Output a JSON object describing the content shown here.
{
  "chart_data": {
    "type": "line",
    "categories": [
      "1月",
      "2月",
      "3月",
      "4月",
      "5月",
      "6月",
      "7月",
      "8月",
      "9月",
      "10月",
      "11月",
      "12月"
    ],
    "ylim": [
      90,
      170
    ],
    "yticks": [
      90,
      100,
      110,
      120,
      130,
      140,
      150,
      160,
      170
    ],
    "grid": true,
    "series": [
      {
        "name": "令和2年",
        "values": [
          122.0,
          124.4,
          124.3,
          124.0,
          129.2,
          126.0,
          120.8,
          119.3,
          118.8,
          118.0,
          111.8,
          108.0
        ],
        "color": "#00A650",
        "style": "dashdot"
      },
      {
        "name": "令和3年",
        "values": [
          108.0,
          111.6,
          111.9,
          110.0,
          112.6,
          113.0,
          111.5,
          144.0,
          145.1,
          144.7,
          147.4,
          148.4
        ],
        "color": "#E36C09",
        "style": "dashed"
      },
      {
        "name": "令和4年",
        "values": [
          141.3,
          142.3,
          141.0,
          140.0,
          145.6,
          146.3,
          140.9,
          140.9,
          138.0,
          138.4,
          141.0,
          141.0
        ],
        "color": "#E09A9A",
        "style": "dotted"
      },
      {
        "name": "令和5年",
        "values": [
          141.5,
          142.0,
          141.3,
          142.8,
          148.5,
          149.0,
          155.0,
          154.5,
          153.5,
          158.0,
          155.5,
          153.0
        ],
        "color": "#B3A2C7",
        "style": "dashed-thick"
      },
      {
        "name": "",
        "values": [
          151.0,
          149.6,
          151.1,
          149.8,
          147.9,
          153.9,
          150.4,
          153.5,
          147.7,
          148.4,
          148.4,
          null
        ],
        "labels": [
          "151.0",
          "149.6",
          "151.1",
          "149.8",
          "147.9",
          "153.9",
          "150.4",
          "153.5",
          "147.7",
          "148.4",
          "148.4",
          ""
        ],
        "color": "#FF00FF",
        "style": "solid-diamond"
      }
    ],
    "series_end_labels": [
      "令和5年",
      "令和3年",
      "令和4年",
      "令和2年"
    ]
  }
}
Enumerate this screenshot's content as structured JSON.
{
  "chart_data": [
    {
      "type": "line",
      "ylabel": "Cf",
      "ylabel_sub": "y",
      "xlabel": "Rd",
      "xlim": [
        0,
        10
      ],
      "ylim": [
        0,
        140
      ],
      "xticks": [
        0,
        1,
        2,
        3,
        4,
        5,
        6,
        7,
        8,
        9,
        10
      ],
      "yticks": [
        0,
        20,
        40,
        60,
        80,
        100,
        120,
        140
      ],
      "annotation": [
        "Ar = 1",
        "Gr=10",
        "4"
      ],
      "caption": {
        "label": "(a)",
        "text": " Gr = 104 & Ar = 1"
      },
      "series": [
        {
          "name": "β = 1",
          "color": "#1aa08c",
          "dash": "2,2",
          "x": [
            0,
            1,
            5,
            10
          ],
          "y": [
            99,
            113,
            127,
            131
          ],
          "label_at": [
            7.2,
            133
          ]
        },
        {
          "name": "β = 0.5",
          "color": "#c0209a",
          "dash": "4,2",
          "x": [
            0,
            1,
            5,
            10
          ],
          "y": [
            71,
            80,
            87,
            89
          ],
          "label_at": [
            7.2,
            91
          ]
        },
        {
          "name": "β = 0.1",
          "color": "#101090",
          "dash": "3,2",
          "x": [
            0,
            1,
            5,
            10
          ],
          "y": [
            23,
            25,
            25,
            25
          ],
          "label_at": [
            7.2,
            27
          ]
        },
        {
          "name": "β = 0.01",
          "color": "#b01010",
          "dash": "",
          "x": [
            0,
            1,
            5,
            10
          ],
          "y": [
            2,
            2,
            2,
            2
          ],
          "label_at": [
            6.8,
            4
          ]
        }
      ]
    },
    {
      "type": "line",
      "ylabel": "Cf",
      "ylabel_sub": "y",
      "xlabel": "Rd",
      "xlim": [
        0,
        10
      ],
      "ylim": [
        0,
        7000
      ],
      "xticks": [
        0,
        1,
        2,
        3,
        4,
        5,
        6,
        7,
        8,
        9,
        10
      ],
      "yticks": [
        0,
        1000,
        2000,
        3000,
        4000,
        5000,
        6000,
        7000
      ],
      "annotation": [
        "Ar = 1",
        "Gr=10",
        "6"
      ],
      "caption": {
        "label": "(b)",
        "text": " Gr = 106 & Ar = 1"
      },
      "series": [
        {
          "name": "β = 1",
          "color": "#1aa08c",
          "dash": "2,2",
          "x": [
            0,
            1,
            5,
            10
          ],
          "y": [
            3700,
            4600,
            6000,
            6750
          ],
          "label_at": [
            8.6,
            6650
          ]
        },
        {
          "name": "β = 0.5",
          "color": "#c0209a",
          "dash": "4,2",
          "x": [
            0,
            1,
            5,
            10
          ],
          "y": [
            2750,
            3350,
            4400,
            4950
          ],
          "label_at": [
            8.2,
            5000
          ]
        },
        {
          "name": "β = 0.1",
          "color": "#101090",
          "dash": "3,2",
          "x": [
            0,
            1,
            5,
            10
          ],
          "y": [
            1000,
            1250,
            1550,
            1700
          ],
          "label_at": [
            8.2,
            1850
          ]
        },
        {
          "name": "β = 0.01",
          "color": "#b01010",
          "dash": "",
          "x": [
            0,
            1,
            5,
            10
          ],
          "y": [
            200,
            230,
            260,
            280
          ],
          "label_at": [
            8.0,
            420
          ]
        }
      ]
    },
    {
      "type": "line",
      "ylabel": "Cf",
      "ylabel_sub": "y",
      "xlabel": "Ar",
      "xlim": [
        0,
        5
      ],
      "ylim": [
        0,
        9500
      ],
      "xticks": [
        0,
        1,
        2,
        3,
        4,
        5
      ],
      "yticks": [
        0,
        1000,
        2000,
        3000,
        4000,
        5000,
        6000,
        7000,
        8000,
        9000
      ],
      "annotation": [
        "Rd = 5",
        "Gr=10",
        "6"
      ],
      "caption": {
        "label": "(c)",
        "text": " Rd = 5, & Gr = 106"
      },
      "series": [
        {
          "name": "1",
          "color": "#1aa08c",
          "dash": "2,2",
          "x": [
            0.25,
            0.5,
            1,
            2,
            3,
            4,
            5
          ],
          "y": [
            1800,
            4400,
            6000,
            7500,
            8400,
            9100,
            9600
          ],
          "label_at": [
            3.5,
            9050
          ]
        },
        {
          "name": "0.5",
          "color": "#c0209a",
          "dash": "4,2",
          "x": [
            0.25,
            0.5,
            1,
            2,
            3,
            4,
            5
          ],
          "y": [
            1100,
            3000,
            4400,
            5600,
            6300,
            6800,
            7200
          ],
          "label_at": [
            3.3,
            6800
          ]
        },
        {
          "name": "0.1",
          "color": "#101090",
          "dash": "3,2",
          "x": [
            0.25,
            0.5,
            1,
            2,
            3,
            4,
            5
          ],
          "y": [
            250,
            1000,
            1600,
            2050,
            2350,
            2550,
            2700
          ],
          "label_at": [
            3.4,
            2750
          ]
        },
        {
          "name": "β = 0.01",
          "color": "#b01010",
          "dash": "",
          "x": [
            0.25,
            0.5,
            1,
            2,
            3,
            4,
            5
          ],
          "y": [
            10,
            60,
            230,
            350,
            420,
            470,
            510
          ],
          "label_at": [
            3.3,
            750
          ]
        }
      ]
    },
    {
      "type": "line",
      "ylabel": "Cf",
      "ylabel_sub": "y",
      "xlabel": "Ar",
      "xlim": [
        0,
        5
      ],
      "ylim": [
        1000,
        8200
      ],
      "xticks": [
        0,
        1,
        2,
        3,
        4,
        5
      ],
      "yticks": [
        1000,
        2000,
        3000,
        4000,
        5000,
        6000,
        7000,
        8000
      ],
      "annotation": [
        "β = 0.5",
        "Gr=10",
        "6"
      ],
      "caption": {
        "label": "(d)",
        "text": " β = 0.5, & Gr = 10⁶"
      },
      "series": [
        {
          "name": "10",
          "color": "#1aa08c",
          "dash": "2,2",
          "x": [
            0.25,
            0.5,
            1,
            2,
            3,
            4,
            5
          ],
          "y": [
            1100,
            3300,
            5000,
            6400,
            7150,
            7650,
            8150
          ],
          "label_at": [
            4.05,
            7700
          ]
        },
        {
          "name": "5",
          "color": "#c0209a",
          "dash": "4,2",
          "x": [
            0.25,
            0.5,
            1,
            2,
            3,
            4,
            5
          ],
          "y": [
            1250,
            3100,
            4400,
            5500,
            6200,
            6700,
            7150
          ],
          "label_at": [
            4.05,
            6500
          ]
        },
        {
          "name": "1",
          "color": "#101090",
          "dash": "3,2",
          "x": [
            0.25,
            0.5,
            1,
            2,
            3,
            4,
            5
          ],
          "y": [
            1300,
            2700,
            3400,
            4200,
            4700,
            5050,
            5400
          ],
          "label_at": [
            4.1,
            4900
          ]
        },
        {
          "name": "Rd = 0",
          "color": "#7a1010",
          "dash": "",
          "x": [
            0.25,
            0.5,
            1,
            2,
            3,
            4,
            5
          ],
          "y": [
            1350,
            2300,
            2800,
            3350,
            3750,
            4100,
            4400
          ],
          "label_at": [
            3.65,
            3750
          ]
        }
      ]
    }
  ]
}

-------

**What you should do**
Gather all lines with the string "text" from the data.

**Right answer**
        "text": " Gr = 104 & Ar = 1"
        "text": " Gr = 106 & Ar = 1"
        "text": " Rd = 5, & Gr = 106"
        "text": " β = 0.5, & Gr = 10⁶"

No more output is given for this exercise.